--- Begin Stored rows ---
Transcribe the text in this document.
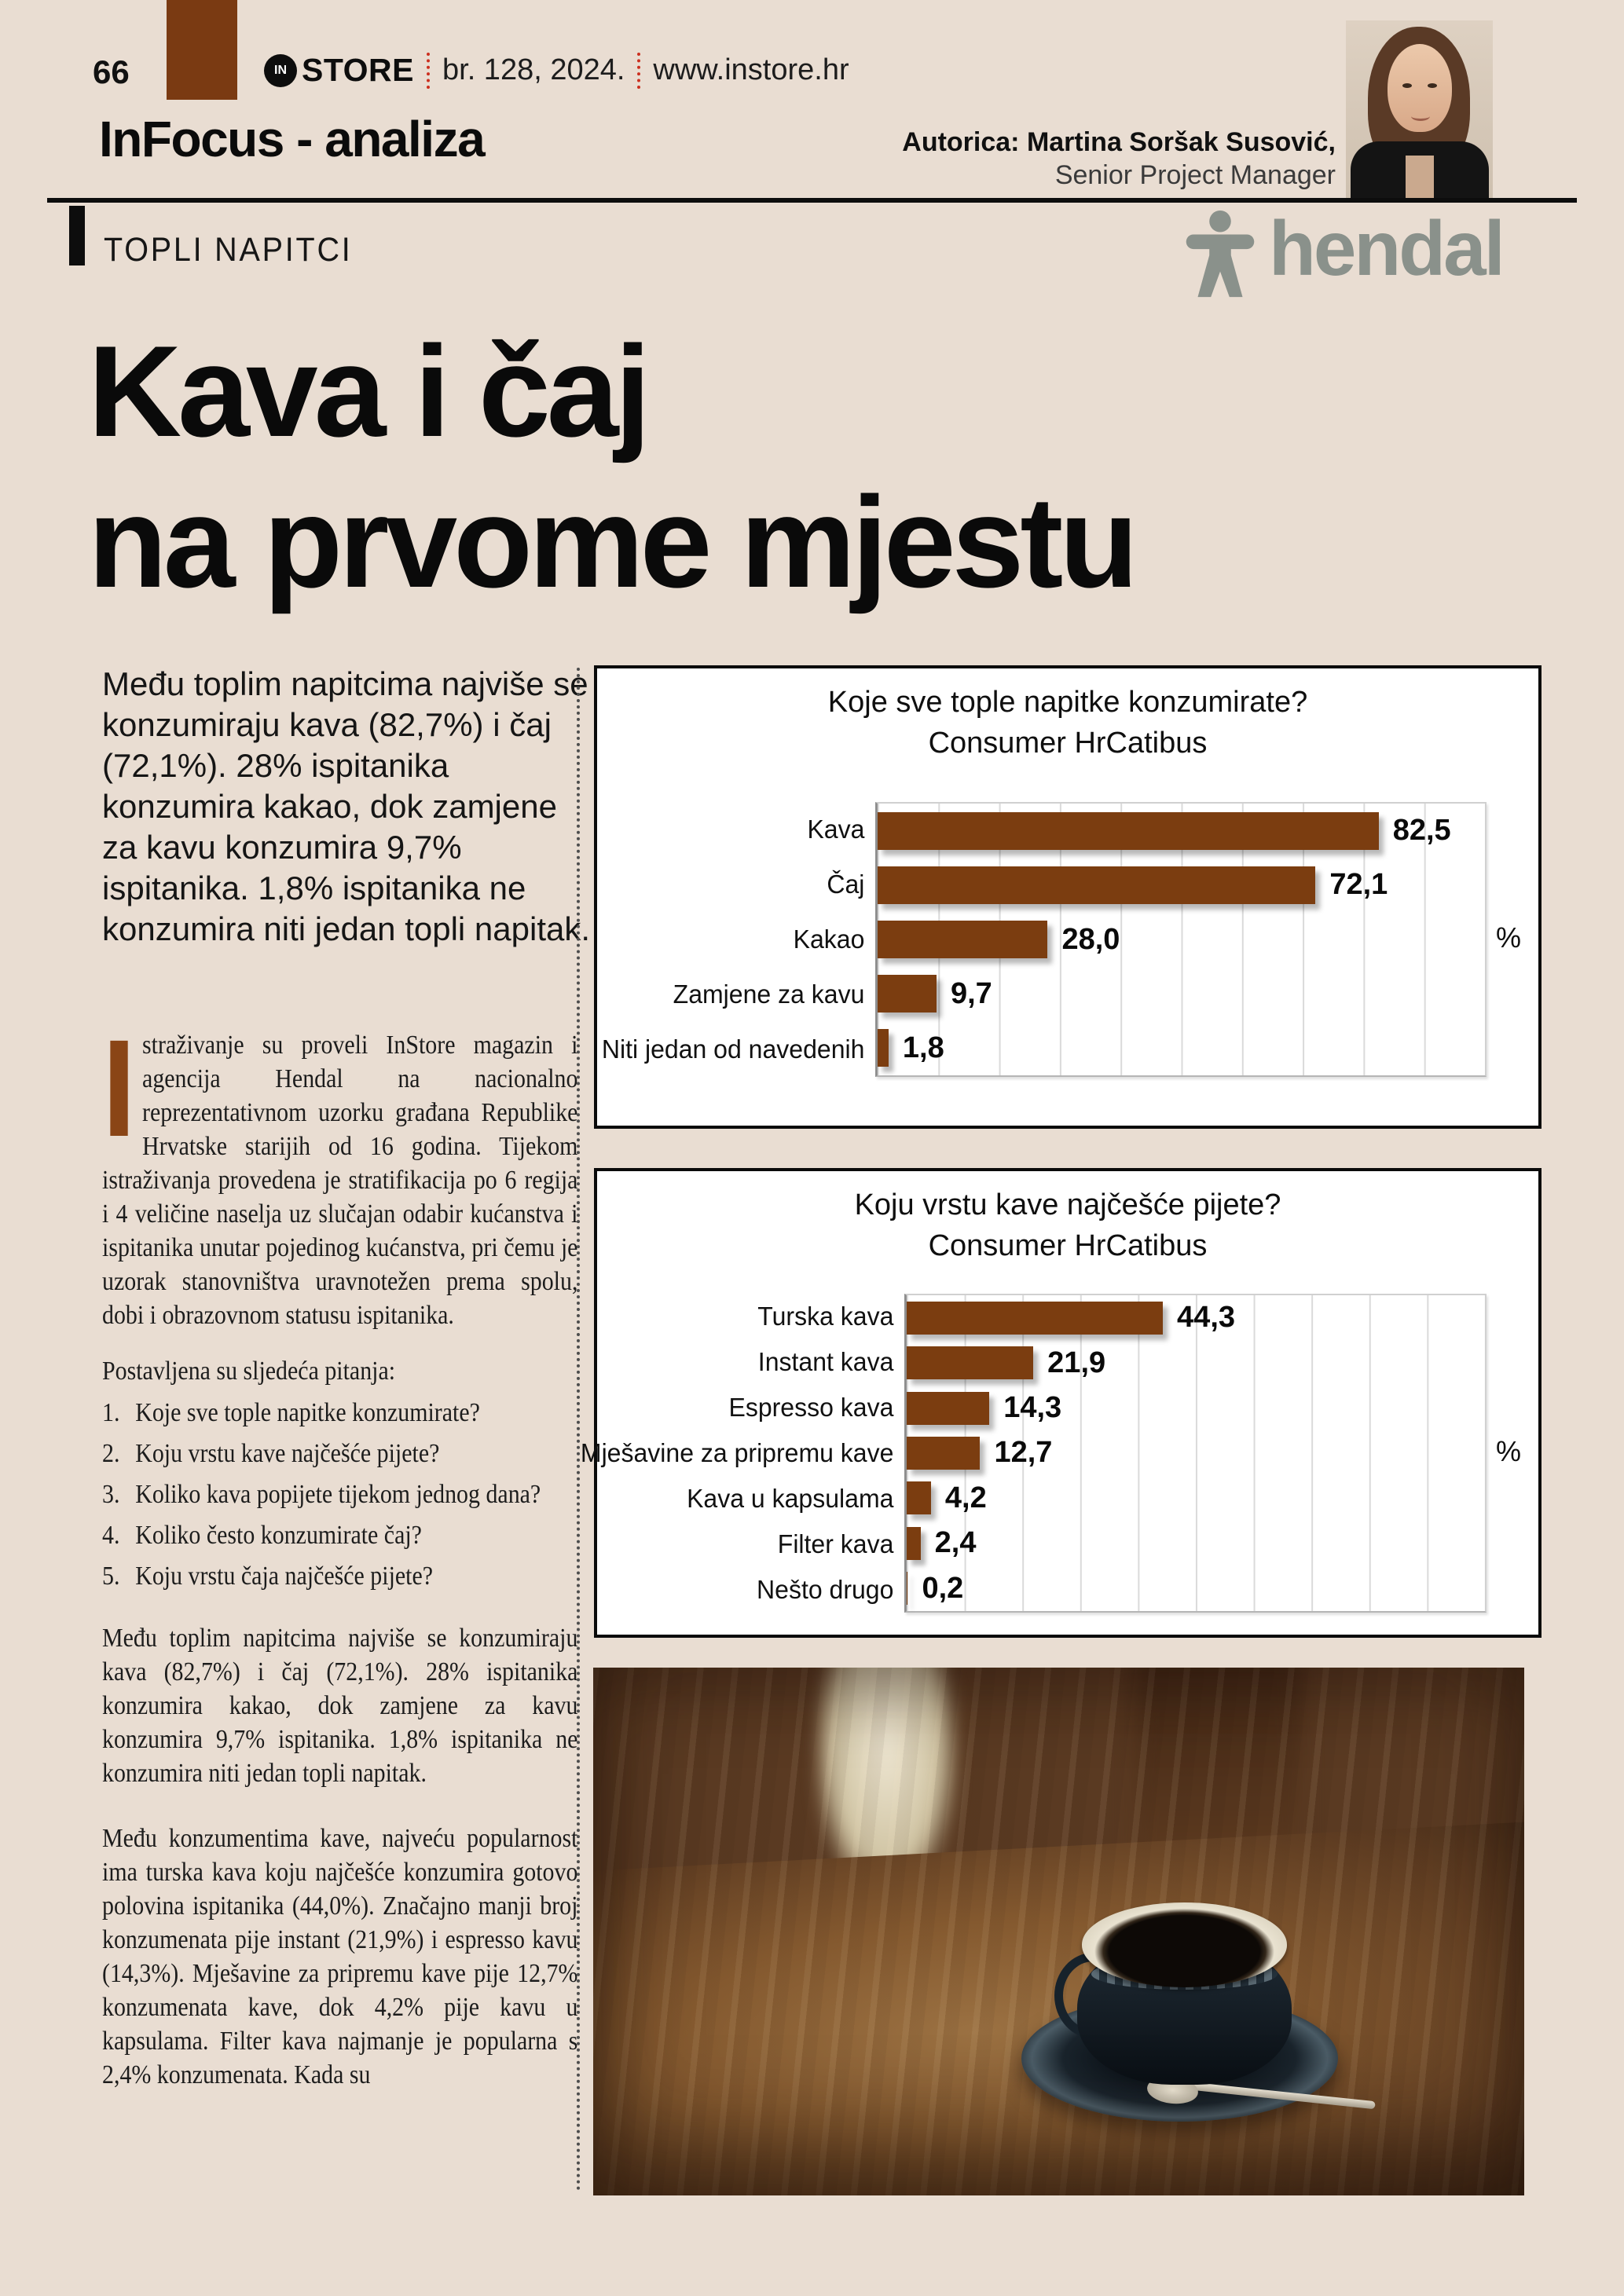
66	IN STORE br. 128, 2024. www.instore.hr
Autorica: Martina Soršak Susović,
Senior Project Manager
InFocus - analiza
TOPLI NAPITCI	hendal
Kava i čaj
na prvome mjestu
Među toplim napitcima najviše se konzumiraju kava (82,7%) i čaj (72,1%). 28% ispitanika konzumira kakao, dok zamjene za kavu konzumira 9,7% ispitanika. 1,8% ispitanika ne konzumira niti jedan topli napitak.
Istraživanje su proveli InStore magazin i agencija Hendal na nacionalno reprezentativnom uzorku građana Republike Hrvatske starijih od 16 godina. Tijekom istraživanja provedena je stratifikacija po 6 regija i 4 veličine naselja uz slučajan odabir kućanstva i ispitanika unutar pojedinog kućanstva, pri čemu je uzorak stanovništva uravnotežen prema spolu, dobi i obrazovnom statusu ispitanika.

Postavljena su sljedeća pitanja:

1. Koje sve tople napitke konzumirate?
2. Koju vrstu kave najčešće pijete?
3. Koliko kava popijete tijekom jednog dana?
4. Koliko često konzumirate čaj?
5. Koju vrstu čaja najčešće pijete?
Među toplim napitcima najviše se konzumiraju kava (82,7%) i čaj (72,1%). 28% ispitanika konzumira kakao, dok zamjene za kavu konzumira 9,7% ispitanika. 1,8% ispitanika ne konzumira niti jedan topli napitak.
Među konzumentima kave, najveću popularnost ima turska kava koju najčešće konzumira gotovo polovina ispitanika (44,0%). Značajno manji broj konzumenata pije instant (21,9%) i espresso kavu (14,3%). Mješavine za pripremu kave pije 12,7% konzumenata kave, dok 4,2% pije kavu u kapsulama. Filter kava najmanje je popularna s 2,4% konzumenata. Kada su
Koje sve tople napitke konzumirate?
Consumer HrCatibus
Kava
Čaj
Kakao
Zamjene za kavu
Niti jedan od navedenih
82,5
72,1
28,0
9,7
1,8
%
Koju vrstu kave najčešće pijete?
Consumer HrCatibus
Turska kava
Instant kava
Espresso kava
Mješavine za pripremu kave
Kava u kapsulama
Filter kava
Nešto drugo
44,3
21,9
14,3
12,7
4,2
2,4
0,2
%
--- End Stored rows ---
--- Begin Stored rows ---
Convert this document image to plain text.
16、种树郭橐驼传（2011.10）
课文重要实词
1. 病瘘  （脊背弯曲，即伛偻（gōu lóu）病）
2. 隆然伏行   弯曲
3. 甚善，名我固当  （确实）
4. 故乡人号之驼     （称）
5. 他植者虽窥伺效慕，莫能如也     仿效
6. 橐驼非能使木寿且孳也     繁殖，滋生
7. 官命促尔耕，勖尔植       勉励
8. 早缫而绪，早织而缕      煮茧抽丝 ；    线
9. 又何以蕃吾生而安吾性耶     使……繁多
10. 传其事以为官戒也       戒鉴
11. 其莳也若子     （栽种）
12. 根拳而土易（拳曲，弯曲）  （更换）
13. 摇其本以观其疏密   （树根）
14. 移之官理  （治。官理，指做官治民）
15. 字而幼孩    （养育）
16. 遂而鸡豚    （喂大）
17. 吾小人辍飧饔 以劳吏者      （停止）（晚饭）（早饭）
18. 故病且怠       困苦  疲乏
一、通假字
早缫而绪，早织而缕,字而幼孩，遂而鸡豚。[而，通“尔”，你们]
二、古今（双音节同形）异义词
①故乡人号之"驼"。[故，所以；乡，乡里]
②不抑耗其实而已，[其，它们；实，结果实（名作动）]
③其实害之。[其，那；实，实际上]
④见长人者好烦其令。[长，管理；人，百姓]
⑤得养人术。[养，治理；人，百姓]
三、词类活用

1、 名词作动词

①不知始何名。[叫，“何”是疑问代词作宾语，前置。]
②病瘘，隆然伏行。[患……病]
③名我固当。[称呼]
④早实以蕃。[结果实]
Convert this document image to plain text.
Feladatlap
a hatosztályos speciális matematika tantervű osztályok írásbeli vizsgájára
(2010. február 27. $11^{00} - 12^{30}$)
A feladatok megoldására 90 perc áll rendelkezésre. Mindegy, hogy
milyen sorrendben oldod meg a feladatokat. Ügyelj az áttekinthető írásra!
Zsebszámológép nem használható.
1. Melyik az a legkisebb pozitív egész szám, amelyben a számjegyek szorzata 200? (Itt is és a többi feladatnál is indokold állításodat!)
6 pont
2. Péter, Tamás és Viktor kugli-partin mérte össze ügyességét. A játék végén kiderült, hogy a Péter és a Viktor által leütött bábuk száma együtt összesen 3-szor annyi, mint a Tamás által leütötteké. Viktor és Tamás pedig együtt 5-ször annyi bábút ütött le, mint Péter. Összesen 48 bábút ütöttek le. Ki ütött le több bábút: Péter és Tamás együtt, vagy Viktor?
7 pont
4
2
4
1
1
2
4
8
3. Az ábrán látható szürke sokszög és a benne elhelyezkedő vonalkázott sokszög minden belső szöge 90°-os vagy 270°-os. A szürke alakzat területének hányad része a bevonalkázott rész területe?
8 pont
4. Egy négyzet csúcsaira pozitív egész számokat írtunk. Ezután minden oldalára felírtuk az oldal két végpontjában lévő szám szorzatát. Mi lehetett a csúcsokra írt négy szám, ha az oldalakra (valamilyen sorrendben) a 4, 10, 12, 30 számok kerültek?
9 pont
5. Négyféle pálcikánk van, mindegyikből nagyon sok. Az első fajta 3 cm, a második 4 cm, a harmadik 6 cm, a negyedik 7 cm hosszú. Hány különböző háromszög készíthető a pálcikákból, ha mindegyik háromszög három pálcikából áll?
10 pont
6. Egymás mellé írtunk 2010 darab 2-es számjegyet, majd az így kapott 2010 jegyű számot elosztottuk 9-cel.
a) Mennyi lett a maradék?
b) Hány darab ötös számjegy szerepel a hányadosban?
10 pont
--- End Stored rows ---
Your goal: Say how many lines in this listing hold the string "sorrendben", giving the count and nothing more.

Exercise result: 2